# THE EXERCISE
The records that follow need to be output exactly as they are.
** Start of SUPPLIED INFORMATION **
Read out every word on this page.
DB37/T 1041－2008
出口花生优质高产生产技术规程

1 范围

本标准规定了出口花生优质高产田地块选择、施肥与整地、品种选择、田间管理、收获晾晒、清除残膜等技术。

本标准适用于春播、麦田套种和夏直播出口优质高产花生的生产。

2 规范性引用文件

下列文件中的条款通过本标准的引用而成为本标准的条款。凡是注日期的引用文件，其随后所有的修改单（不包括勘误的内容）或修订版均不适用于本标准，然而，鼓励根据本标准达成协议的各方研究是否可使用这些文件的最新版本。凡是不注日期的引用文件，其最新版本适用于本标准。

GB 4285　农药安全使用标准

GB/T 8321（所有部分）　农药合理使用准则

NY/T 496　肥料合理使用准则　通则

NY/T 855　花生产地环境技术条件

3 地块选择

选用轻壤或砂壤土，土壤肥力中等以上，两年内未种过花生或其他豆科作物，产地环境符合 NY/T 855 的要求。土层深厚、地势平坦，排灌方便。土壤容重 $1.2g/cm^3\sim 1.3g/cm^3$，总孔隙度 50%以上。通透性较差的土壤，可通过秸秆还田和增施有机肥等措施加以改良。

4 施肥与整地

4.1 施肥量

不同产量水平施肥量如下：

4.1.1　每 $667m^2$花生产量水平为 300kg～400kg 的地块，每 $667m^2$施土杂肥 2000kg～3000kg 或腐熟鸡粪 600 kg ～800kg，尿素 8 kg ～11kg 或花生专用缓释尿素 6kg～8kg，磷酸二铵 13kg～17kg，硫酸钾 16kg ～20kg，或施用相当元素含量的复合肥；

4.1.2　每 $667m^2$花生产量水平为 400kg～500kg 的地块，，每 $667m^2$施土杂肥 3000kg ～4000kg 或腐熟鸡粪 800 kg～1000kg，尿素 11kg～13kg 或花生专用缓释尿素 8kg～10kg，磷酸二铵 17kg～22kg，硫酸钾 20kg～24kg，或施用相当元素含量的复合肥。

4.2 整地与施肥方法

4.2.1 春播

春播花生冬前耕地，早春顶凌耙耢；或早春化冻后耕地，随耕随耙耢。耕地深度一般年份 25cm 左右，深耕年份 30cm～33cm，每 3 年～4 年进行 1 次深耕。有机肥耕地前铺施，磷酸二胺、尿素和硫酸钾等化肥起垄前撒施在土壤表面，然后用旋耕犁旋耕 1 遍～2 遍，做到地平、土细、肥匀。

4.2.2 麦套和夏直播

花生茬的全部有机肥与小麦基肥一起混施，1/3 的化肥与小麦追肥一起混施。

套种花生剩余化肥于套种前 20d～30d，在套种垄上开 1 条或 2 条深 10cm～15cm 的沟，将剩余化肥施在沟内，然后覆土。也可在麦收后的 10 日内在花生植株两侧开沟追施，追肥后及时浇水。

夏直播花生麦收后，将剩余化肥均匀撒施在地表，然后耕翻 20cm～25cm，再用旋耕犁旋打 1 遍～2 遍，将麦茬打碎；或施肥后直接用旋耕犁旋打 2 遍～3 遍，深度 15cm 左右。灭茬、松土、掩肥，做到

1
** End of SUPPLIED INFORMATION **
# PROBLEM SOLUTION
Read out every word on this page.
DB37/T 1041－2008
出口花生优质高产生产技术规程

1 范围

本标准规定了出口花生优质高产田地块选择、施肥与整地、品种选择、田间管理、收获晾晒、清除残膜等技术。

本标准适用于春播、麦田套种和夏直播出口优质高产花生的生产。

2 规范性引用文件

下列文件中的条款通过本标准的引用而成为本标准的条款。凡是注日期的引用文件，其随后所有的修改单（不包括勘误的内容）或修订版均不适用于本标准，然而，鼓励根据本标准达成协议的各方研究是否可使用这些文件的最新版本。凡是不注日期的引用文件，其最新版本适用于本标准。

GB 4285　农药安全使用标准

GB/T 8321（所有部分）　农药合理使用准则

NY/T 496　肥料合理使用准则　通则

NY/T 855　花生产地环境技术条件

3 地块选择

选用轻壤或砂壤土，土壤肥力中等以上，两年内未种过花生或其他豆科作物，产地环境符合 NY/T 855 的要求。土层深厚、地势平坦，排灌方便。土壤容重 $1.2g/cm^3\sim 1.3g/cm^3$，总孔隙度 50%以上。通透性较差的土壤，可通过秸秆还田和增施有机肥等措施加以改良。

4 施肥与整地

4.1 施肥量

不同产量水平施肥量如下：

4.1.1　每 $667m^2$花生产量水平为 300kg～400kg 的地块，每 $667m^2$施土杂肥 2000kg～3000kg 或腐熟鸡粪 600 kg ～800kg，尿素 8 kg ～11kg 或花生专用缓释尿素 6kg～8kg，磷酸二铵 13kg～17kg，硫酸钾 16kg ～20kg，或施用相当元素含量的复合肥；

4.1.2　每 $667m^2$花生产量水平为 400kg～500kg 的地块，，每 $667m^2$施土杂肥 3000kg ～4000kg 或腐熟鸡粪 800 kg～1000kg，尿素 11kg～13kg 或花生专用缓释尿素 8kg～10kg，磷酸二铵 17kg～22kg，硫酸钾 20kg～24kg，或施用相当元素含量的复合肥。

4.2 整地与施肥方法

4.2.1 春播

春播花生冬前耕地，早春顶凌耙耢；或早春化冻后耕地，随耕随耙耢。耕地深度一般年份 25cm 左右，深耕年份 30cm～33cm，每 3 年～4 年进行 1 次深耕。有机肥耕地前铺施，磷酸二胺、尿素和硫酸钾等化肥起垄前撒施在土壤表面，然后用旋耕犁旋耕 1 遍～2 遍，做到地平、土细、肥匀。

4.2.2 麦套和夏直播

花生茬的全部有机肥与小麦基肥一起混施，1/3 的化肥与小麦追肥一起混施。

套种花生剩余化肥于套种前 20d～30d，在套种垄上开 1 条或 2 条深 10cm～15cm 的沟，将剩余化肥施在沟内，然后覆土。也可在麦收后的 10 日内在花生植株两侧开沟追施，追肥后及时浇水。

夏直播花生麦收后，将剩余化肥均匀撒施在地表，然后耕翻 20cm～25cm，再用旋耕犁旋打 1 遍～2 遍，将麦茬打碎；或施肥后直接用旋耕犁旋打 2 遍～3 遍，深度 15cm 左右。灭茬、松土、掩肥，做到

1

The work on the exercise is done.